## Request
Output the records. Match them exactly.

Start Supplied entries

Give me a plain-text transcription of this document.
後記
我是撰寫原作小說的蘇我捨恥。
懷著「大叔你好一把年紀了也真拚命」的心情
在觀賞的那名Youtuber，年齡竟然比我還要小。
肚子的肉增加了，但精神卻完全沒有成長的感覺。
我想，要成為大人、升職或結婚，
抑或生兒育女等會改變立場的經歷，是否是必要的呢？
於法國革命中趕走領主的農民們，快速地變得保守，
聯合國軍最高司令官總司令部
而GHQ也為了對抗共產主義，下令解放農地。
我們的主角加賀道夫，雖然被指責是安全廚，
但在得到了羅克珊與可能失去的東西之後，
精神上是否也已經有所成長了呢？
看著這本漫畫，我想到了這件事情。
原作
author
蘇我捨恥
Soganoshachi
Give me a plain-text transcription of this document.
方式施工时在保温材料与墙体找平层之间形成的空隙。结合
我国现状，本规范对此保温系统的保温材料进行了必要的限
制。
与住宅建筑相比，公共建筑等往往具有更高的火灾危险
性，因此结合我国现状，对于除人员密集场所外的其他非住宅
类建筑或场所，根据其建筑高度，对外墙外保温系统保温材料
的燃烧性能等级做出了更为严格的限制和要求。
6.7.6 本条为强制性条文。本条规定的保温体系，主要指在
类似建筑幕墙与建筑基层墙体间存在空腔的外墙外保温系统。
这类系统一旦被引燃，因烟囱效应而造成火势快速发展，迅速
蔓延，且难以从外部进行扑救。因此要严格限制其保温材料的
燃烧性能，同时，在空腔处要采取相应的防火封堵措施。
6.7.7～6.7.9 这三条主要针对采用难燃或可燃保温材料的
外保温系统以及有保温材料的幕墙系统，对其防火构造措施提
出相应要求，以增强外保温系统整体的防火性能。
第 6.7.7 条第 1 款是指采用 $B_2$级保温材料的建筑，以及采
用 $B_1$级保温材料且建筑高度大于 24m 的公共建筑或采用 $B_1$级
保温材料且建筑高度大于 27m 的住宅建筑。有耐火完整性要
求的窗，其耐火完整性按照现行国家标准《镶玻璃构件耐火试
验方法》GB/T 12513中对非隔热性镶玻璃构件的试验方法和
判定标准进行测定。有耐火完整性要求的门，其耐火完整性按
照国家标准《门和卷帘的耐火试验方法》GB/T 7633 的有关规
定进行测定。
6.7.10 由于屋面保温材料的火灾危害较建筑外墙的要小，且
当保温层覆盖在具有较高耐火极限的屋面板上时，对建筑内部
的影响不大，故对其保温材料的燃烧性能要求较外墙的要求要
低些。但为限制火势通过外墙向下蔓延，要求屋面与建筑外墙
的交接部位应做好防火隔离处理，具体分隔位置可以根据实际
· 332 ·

End Supplied entries

## Right answer
Give me a plain-text transcription of this document.
後記
我是撰寫原作小說的蘇我捨恥。
懷著「大叔你好一把年紀了也真拚命」的心情
在觀賞的那名Youtuber，年齡竟然比我還要小。
肚子的肉增加了，但精神卻完全沒有成長的感覺。
我想，要成為大人、升職或結婚，
抑或生兒育女等會改變立場的經歷，是否是必要的呢？
於法國革命中趕走領主的農民們，快速地變得保守，
聯合國軍最高司令官總司令部
而GHQ也為了對抗共產主義，下令解放農地。
我們的主角加賀道夫，雖然被指責是安全廚，
但在得到了羅克珊與可能失去的東西之後，
精神上是否也已經有所成長了呢？
看著這本漫畫，我想到了這件事情。
原作
author
蘇我捨恥
Soganoshachi
Give me a plain-text transcription of this document.
方式施工时在保温材料与墙体找平层之间形成的空隙。结合
我国现状，本规范对此保温系统的保温材料进行了必要的限
制。
与住宅建筑相比，公共建筑等往往具有更高的火灾危险
性，因此结合我国现状，对于除人员密集场所外的其他非住宅
类建筑或场所，根据其建筑高度，对外墙外保温系统保温材料
的燃烧性能等级做出了更为严格的限制和要求。
6.7.6 本条为强制性条文。本条规定的保温体系，主要指在
类似建筑幕墙与建筑基层墙体间存在空腔的外墙外保温系统。
这类系统一旦被引燃，因烟囱效应而造成火势快速发展，迅速
蔓延，且难以从外部进行扑救。因此要严格限制其保温材料的
燃烧性能，同时，在空腔处要采取相应的防火封堵措施。
6.7.7～6.7.9 这三条主要针对采用难燃或可燃保温材料的
外保温系统以及有保温材料的幕墙系统，对其防火构造措施提
出相应要求，以增强外保温系统整体的防火性能。
第 6.7.7 条第 1 款是指采用 $B_2$级保温材料的建筑，以及采
用 $B_1$级保温材料且建筑高度大于 24m 的公共建筑或采用 $B_1$级
保温材料且建筑高度大于 27m 的住宅建筑。有耐火完整性要
求的窗，其耐火完整性按照现行国家标准《镶玻璃构件耐火试
验方法》GB/T 12513中对非隔热性镶玻璃构件的试验方法和
判定标准进行测定。有耐火完整性要求的门，其耐火完整性按
照国家标准《门和卷帘的耐火试验方法》GB/T 7633 的有关规
定进行测定。
6.7.10 由于屋面保温材料的火灾危害较建筑外墙的要小，且
当保温层覆盖在具有较高耐火极限的屋面板上时，对建筑内部
的影响不大，故对其保温材料的燃烧性能要求较外墙的要求要
低些。但为限制火势通过外墙向下蔓延，要求屋面与建筑外墙
的交接部位应做好防火隔离处理，具体分隔位置可以根据实际
· 332 ·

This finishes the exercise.